- **DIRECTIONS FOR THIS TASK**: Identify the lines that contain the string "paradise", then copy each of them.

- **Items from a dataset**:
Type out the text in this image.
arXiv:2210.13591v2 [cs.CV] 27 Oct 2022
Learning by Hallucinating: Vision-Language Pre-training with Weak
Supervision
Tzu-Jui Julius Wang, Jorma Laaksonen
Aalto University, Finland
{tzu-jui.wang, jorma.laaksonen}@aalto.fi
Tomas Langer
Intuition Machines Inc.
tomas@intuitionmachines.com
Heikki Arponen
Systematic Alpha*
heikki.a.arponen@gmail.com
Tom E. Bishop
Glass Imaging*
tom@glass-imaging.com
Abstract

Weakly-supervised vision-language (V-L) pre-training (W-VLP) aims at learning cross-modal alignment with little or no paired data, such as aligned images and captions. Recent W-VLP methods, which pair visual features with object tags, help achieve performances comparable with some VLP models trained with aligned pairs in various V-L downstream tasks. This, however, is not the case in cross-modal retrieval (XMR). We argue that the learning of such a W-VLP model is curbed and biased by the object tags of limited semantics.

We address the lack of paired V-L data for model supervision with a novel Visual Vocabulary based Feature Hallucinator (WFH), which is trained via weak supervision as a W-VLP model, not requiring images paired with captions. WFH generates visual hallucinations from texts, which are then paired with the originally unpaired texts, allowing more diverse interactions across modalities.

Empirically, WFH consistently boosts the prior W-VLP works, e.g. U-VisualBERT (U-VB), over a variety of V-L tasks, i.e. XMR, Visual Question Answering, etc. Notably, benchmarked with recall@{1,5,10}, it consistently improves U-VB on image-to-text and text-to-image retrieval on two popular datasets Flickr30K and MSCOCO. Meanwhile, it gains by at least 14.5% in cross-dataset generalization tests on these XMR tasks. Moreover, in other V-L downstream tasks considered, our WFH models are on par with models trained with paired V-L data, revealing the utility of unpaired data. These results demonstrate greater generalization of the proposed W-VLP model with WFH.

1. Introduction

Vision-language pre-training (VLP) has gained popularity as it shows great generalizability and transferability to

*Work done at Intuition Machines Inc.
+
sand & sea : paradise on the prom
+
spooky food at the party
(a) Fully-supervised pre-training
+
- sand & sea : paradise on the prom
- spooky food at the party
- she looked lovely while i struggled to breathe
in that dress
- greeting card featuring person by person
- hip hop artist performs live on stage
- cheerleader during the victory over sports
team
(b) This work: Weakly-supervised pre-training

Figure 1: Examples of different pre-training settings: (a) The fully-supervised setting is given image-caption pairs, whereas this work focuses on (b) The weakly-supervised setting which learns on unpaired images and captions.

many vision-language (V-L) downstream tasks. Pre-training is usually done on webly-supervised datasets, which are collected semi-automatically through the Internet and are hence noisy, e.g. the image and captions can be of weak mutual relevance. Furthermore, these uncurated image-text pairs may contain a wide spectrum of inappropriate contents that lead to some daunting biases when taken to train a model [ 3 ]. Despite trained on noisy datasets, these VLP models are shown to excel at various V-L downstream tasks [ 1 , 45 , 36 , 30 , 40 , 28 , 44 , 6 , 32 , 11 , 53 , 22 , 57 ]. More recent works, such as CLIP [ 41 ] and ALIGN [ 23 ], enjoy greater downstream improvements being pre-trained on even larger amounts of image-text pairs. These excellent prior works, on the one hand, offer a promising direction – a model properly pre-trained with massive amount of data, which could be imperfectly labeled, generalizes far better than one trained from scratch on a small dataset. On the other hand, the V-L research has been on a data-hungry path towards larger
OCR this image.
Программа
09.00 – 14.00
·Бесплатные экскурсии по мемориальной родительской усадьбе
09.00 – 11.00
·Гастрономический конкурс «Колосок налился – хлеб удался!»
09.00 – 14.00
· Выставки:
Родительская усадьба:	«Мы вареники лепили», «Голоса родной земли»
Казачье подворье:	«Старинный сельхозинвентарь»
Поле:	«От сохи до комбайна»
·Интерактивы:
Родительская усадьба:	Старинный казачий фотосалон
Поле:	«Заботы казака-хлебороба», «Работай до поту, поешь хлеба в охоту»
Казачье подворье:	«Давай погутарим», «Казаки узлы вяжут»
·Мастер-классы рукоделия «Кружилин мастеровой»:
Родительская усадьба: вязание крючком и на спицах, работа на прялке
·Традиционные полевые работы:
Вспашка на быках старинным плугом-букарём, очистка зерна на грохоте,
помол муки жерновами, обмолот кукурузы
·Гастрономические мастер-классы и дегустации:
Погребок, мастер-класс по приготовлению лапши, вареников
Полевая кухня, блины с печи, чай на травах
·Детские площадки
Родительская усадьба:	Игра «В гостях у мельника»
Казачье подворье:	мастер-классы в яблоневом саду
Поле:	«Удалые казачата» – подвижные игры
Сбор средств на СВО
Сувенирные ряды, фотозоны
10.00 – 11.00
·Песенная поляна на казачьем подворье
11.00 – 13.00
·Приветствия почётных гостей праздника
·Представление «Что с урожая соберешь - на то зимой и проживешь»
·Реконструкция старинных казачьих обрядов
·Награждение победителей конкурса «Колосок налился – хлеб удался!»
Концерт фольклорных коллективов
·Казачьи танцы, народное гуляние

- **FINAL ANSWER**:
sand & sea : paradise on the prom
- sand & sea : paradise on the prom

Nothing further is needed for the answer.